◆ Directions for this task
Repeat the lines that follow, leaving nothing out.

◆ Provided records
☆ ☆ ☆

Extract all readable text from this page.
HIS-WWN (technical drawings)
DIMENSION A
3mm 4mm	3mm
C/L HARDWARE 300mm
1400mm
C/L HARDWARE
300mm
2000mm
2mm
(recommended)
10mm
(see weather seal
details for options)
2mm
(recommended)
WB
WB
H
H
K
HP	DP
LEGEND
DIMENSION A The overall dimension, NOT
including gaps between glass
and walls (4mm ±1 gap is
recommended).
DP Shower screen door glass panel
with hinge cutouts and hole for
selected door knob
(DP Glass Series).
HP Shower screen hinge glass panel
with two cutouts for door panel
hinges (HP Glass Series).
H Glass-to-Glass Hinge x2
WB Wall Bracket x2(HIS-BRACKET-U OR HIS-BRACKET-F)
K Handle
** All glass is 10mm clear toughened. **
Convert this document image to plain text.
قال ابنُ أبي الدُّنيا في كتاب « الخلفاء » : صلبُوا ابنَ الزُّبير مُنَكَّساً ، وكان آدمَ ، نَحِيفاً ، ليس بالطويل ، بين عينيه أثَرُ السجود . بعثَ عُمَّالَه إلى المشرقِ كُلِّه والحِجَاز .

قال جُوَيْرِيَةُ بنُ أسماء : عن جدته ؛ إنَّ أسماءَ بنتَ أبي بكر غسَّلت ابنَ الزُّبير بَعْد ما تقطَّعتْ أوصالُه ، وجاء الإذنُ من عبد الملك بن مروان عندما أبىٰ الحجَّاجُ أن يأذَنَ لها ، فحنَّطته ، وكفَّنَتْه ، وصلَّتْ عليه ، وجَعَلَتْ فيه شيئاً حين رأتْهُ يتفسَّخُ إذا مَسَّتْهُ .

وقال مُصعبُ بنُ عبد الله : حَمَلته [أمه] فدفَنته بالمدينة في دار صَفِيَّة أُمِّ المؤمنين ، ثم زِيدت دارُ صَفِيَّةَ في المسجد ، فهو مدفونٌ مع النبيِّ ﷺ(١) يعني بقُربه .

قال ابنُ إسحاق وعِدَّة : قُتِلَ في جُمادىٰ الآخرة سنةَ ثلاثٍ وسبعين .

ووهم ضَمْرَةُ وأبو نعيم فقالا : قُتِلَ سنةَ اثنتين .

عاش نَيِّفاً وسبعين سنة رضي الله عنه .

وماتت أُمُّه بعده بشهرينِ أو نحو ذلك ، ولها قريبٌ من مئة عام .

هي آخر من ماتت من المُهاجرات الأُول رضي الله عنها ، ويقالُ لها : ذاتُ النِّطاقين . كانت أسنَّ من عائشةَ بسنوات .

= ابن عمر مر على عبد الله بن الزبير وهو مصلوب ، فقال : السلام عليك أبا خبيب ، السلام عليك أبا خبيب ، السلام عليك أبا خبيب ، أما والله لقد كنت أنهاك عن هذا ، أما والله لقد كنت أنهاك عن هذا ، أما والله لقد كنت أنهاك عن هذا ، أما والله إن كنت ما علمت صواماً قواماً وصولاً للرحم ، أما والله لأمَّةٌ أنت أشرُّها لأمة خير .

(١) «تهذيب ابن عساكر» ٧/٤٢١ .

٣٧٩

☆ ☆ ☆

◆ Answer to this exercise
Extract all readable text from this page.
HIS-WWN (technical drawings)
DIMENSION A
3mm 4mm	3mm
C/L HARDWARE 300mm
1400mm
C/L HARDWARE
300mm
2000mm
2mm
(recommended)
10mm
(see weather seal
details for options)
2mm
(recommended)
WB
WB
H
H
K
HP	DP
LEGEND
DIMENSION A The overall dimension, NOT
including gaps between glass
and walls (4mm ±1 gap is
recommended).
DP Shower screen door glass panel
with hinge cutouts and hole for
selected door knob
(DP Glass Series).
HP Shower screen hinge glass panel
with two cutouts for door panel
hinges (HP Glass Series).
H Glass-to-Glass Hinge x2
WB Wall Bracket x2(HIS-BRACKET-U OR HIS-BRACKET-F)
K Handle
** All glass is 10mm clear toughened. **
Convert this document image to plain text.
قال ابنُ أبي الدُّنيا في كتاب « الخلفاء » : صلبُوا ابنَ الزُّبير مُنَكَّساً ، وكان آدمَ ، نَحِيفاً ، ليس بالطويل ، بين عينيه أثَرُ السجود . بعثَ عُمَّالَه إلى المشرقِ كُلِّه والحِجَاز .

قال جُوَيْرِيَةُ بنُ أسماء : عن جدته ؛ إنَّ أسماءَ بنتَ أبي بكر غسَّلت ابنَ الزُّبير بَعْد ما تقطَّعتْ أوصالُه ، وجاء الإذنُ من عبد الملك بن مروان عندما أبىٰ الحجَّاجُ أن يأذَنَ لها ، فحنَّطته ، وكفَّنَتْه ، وصلَّتْ عليه ، وجَعَلَتْ فيه شيئاً حين رأتْهُ يتفسَّخُ إذا مَسَّتْهُ .

وقال مُصعبُ بنُ عبد الله : حَمَلته [أمه] فدفَنته بالمدينة في دار صَفِيَّة أُمِّ المؤمنين ، ثم زِيدت دارُ صَفِيَّةَ في المسجد ، فهو مدفونٌ مع النبيِّ ﷺ(١) يعني بقُربه .

قال ابنُ إسحاق وعِدَّة : قُتِلَ في جُمادىٰ الآخرة سنةَ ثلاثٍ وسبعين .

ووهم ضَمْرَةُ وأبو نعيم فقالا : قُتِلَ سنةَ اثنتين .

عاش نَيِّفاً وسبعين سنة رضي الله عنه .

وماتت أُمُّه بعده بشهرينِ أو نحو ذلك ، ولها قريبٌ من مئة عام .

هي آخر من ماتت من المُهاجرات الأُول رضي الله عنها ، ويقالُ لها : ذاتُ النِّطاقين . كانت أسنَّ من عائشةَ بسنوات .

= ابن عمر مر على عبد الله بن الزبير وهو مصلوب ، فقال : السلام عليك أبا خبيب ، السلام عليك أبا خبيب ، السلام عليك أبا خبيب ، أما والله لقد كنت أنهاك عن هذا ، أما والله لقد كنت أنهاك عن هذا ، أما والله لقد كنت أنهاك عن هذا ، أما والله إن كنت ما علمت صواماً قواماً وصولاً للرحم ، أما والله لأمَّةٌ أنت أشرُّها لأمة خير .

(١) «تهذيب ابن عساكر» ٧/٤٢١ .

٣٧٩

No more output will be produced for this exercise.